— begin INPUT ROWS —
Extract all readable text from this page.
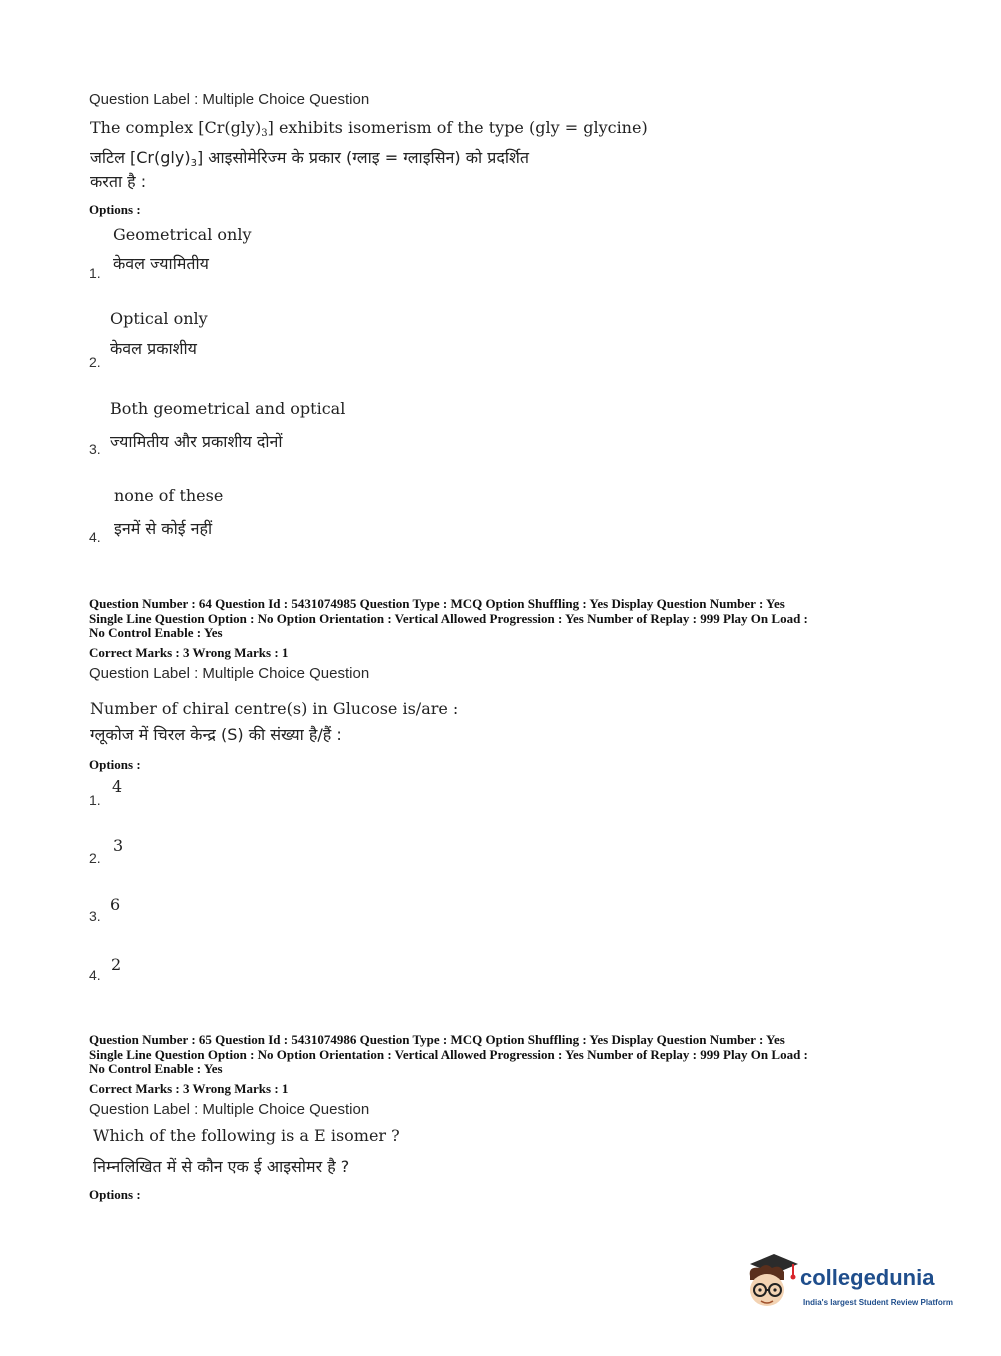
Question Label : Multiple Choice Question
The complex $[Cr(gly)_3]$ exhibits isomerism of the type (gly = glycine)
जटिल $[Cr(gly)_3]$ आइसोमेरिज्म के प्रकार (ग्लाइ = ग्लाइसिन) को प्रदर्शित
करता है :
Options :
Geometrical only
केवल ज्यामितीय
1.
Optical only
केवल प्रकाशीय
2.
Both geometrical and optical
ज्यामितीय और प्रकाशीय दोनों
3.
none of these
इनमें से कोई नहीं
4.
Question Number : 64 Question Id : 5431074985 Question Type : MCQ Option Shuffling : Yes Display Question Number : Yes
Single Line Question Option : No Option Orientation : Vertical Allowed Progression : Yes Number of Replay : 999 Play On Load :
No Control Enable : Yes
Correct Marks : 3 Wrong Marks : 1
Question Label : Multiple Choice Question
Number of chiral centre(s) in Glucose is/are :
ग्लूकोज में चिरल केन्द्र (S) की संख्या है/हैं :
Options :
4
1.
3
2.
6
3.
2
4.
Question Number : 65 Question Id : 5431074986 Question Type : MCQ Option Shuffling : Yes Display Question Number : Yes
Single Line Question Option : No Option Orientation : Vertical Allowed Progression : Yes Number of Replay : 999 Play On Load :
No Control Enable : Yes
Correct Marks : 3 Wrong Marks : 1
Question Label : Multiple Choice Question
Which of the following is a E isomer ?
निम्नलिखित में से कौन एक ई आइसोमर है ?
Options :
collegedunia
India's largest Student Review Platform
— end INPUT ROWS —
— begin INPUT ROWS —
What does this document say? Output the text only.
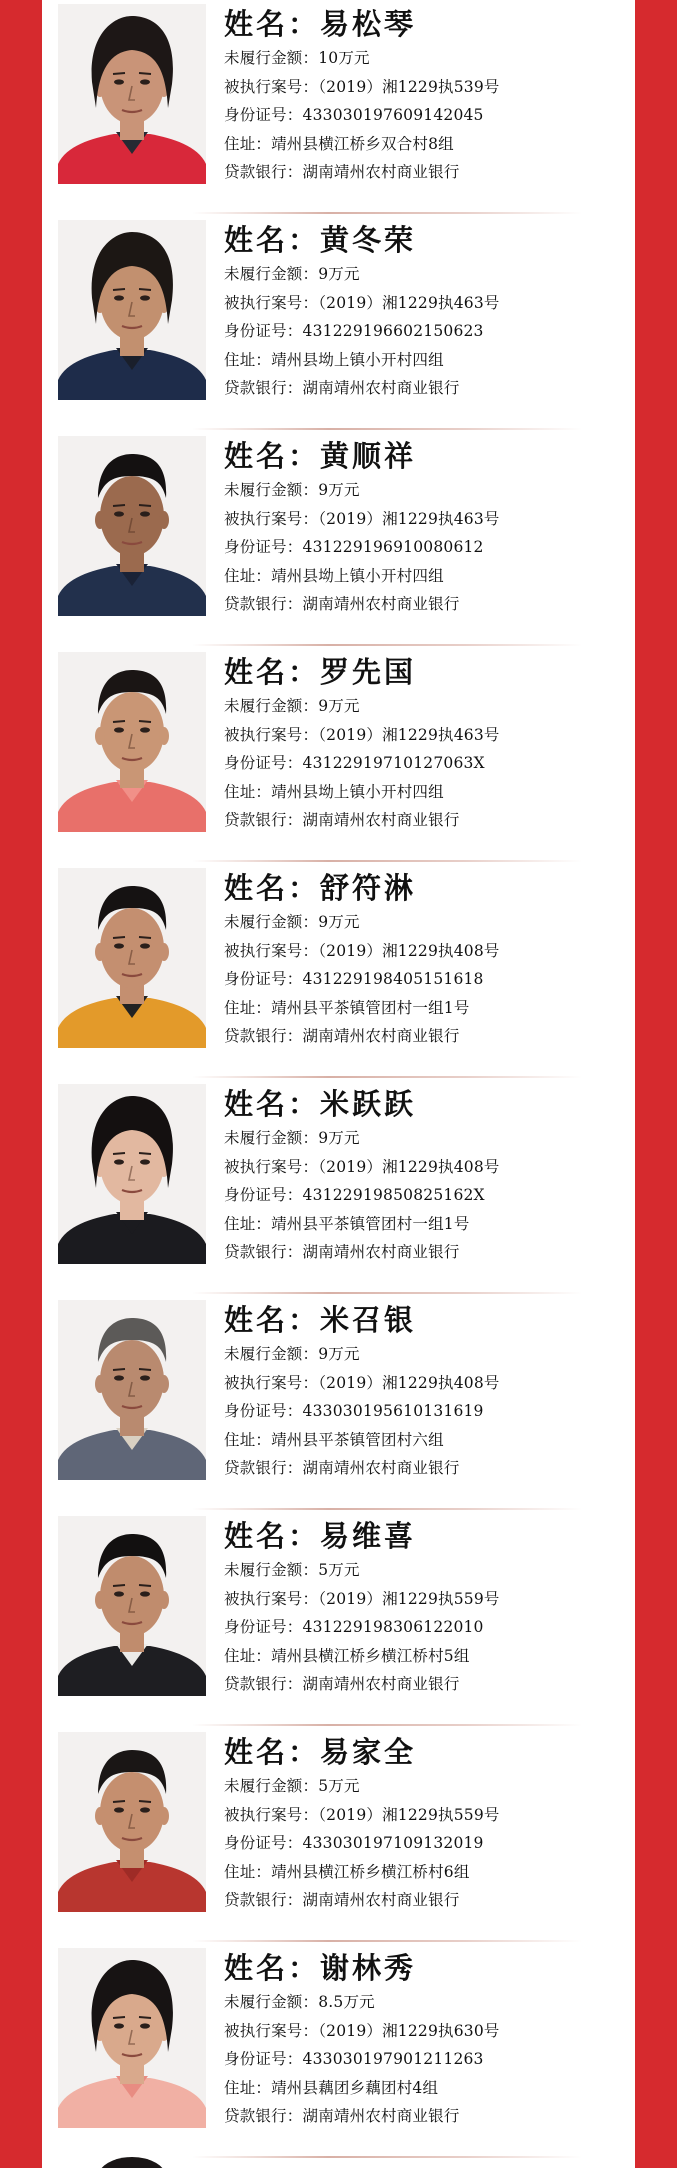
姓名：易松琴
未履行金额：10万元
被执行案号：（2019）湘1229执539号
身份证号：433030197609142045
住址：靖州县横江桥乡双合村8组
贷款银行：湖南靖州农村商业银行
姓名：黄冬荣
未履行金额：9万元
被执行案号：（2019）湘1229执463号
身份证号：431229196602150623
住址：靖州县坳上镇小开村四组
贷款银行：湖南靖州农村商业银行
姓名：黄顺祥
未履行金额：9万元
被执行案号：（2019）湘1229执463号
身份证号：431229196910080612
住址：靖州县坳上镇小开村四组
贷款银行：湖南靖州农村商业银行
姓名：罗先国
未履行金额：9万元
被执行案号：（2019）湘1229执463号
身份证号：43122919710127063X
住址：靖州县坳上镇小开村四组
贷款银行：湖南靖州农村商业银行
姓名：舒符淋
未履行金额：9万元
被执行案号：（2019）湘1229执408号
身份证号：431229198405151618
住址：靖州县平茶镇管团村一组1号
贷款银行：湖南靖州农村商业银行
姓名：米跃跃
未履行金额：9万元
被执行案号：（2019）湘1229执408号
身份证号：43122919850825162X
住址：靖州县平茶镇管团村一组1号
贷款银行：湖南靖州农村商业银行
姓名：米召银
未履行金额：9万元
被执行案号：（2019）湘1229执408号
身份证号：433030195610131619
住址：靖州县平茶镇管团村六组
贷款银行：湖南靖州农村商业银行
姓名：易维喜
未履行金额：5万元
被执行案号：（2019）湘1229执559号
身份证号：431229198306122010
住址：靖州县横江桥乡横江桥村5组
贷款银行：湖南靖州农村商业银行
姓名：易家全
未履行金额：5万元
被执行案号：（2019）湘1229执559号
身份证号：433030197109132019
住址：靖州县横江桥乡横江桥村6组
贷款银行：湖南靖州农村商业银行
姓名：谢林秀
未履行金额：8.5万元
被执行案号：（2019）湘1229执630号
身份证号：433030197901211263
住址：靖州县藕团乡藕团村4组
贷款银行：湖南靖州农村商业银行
— end INPUT ROWS —
(WORK REQUIRED): Scan the data for the word "Display" and copy every line where it shows up.

(RESULT OF THIS EXERCISE):
Question Number : 64 Question Id : 5431074985 Question Type : MCQ Option Shuffling : Yes Display Question Number : Yes
Question Number : 65 Question Id : 5431074986 Question Type : MCQ Option Shuffling : Yes Display Question Number : Yes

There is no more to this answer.